WHAT TO WORK ON:
Examine the entries and show every line in which the word "embryon" is found.

RECORDS FOR THE TASK:
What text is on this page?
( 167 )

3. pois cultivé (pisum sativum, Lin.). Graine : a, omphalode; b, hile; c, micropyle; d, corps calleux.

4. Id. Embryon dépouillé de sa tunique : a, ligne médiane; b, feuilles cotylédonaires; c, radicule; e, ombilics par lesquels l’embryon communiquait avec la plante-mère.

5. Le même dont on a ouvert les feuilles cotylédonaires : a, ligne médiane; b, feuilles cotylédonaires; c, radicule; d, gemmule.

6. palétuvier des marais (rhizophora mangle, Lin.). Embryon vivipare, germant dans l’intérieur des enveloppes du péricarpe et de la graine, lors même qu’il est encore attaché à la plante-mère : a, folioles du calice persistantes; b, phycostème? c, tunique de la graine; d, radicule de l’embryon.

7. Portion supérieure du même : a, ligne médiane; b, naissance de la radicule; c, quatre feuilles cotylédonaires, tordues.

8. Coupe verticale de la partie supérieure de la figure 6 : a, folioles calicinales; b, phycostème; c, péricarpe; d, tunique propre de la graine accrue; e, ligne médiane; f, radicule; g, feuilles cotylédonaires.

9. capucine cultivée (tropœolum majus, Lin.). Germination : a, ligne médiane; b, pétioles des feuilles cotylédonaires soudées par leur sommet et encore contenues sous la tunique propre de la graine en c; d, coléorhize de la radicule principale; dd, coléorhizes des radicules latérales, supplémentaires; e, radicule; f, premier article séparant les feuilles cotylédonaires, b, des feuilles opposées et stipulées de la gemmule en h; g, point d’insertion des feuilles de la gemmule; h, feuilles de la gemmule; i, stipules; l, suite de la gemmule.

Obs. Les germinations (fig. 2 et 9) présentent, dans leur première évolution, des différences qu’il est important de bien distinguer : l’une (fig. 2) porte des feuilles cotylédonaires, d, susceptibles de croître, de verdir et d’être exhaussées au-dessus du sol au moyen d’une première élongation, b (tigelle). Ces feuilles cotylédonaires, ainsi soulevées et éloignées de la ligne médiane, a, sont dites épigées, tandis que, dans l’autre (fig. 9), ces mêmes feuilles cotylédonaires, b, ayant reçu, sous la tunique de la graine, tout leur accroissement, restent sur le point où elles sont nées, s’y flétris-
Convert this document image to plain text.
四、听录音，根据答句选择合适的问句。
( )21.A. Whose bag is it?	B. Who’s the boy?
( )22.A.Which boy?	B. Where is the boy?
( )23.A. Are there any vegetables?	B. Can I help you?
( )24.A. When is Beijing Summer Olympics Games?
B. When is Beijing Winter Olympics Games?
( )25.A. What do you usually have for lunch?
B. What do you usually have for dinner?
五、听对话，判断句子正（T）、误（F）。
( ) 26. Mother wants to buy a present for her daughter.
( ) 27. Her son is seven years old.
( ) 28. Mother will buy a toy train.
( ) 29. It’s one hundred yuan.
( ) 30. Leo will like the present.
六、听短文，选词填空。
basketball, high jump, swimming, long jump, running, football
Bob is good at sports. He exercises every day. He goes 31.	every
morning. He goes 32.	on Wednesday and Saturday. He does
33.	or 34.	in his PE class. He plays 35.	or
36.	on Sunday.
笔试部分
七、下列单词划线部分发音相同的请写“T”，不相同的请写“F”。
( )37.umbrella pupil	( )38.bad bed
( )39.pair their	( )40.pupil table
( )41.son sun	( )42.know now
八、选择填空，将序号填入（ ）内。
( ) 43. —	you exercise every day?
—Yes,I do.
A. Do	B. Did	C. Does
...
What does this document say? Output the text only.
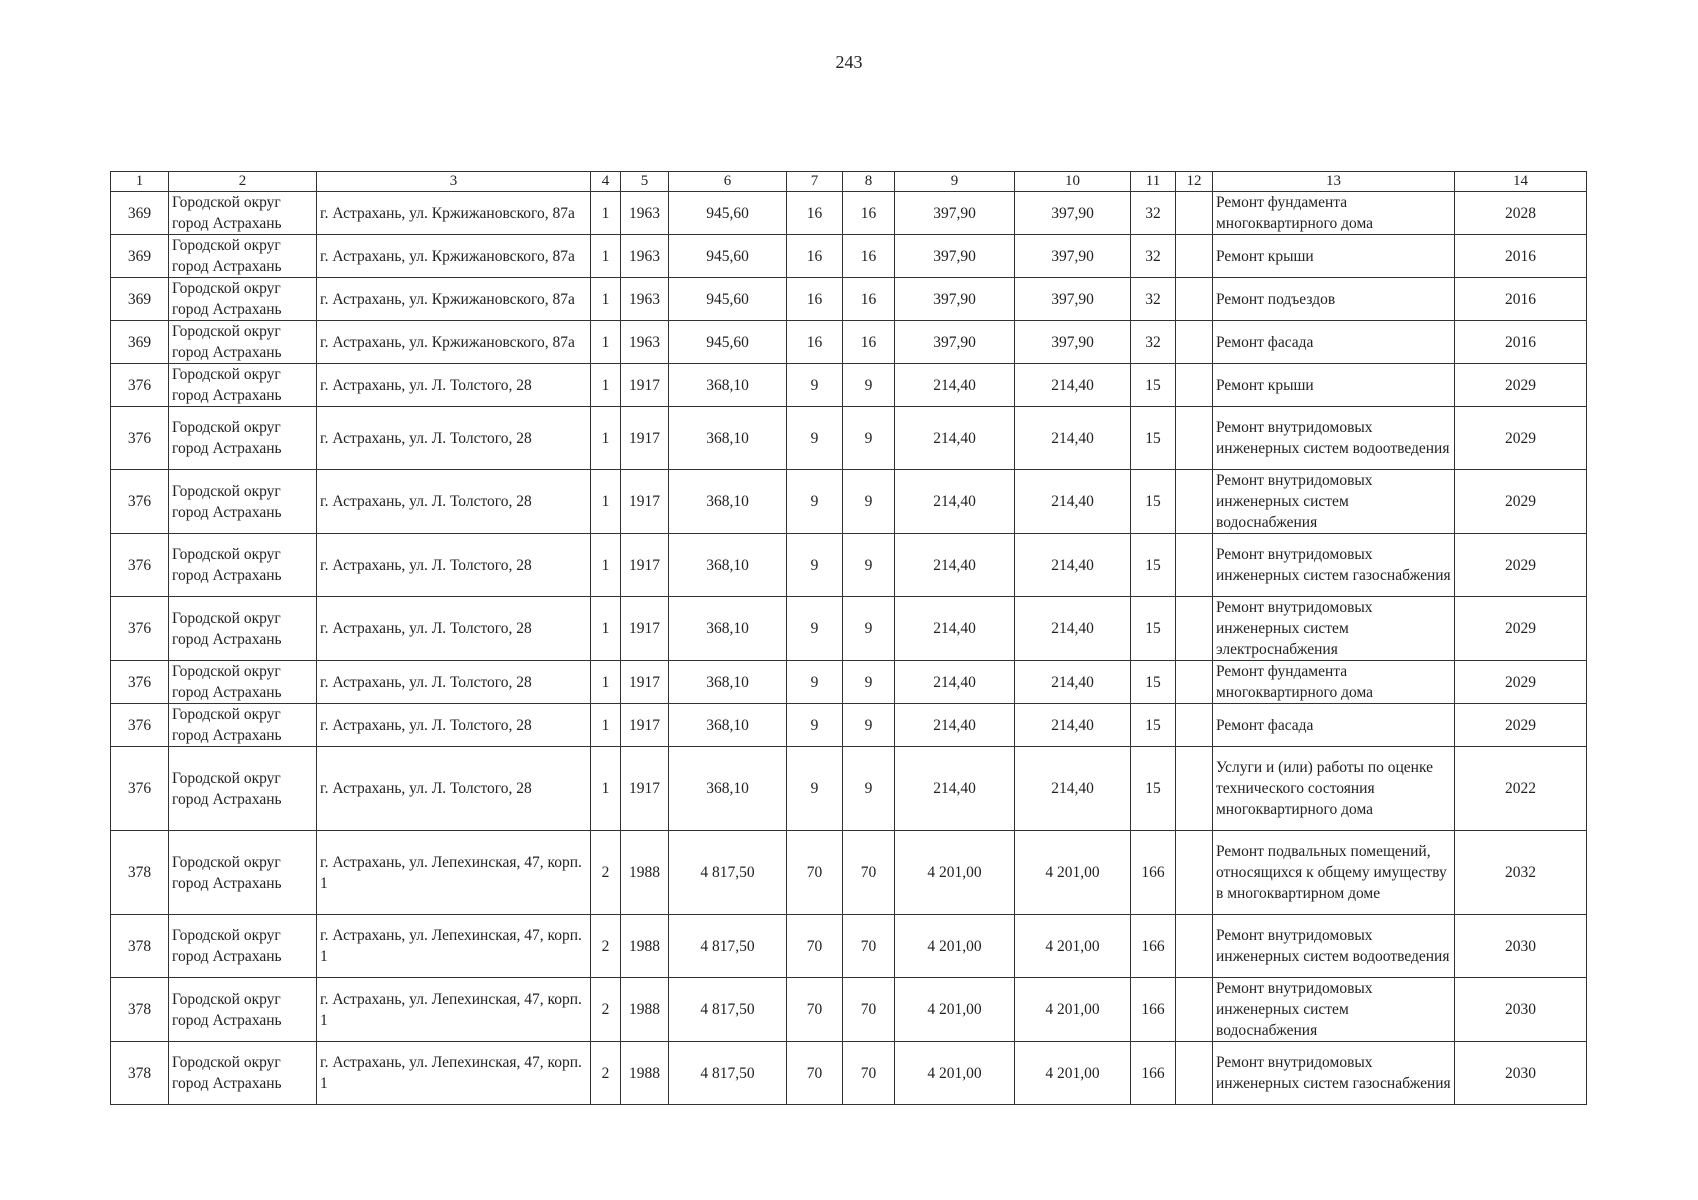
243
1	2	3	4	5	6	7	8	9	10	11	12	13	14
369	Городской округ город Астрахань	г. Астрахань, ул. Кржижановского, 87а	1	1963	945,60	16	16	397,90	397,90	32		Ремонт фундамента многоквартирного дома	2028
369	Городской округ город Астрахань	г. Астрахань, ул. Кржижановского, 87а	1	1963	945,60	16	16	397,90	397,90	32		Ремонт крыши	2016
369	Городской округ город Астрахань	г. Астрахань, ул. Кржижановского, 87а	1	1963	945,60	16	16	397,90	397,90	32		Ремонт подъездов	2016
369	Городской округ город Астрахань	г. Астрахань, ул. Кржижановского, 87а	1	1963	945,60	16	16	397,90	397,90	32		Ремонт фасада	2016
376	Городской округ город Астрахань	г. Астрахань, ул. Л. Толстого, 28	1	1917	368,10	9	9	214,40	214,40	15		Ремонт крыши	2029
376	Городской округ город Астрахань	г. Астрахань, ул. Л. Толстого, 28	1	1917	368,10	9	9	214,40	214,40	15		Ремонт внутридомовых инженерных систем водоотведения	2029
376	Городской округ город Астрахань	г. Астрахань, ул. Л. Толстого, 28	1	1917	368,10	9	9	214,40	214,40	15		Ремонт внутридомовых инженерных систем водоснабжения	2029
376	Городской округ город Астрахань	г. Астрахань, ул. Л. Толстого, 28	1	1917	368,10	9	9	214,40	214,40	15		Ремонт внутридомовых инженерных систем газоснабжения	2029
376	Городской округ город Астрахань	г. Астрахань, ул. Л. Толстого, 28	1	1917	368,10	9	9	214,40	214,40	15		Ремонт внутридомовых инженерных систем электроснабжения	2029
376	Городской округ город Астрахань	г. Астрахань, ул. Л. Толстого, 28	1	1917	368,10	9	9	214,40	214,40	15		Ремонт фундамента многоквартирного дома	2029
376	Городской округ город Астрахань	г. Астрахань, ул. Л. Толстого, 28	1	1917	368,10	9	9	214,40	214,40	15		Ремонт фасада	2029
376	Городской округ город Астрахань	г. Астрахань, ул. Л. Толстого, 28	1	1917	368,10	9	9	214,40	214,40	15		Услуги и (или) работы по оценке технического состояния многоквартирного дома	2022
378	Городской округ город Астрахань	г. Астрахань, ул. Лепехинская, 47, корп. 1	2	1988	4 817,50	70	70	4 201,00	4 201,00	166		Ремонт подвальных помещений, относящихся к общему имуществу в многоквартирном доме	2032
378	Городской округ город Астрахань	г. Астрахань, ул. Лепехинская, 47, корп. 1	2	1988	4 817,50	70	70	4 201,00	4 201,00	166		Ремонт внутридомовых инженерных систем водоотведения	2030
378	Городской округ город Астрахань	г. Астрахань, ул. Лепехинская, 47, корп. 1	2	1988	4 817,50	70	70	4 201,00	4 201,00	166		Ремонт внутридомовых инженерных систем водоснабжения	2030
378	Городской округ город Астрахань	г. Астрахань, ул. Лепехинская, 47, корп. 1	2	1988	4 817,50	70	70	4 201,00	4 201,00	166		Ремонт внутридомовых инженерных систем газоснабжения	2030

OUTPUT OF THE TASK:
4. Id. Embryon dépouillé de sa tunique : a, ligne médiane; b, feuilles cotylédonaires; c, radicule; e, ombilics par lesquels l’embryon communiquait avec la plante-mère.
6. palétuvier des marais (rhizophora mangle, Lin.). Embryon vivipare, germant dans l’intérieur des enveloppes du péricarpe et de la graine, lors même qu’il est encore attaché à la plante-mère : a, folioles du calice persistantes; b, phycostème? c, tunique de la graine; d, radicule de l’embryon.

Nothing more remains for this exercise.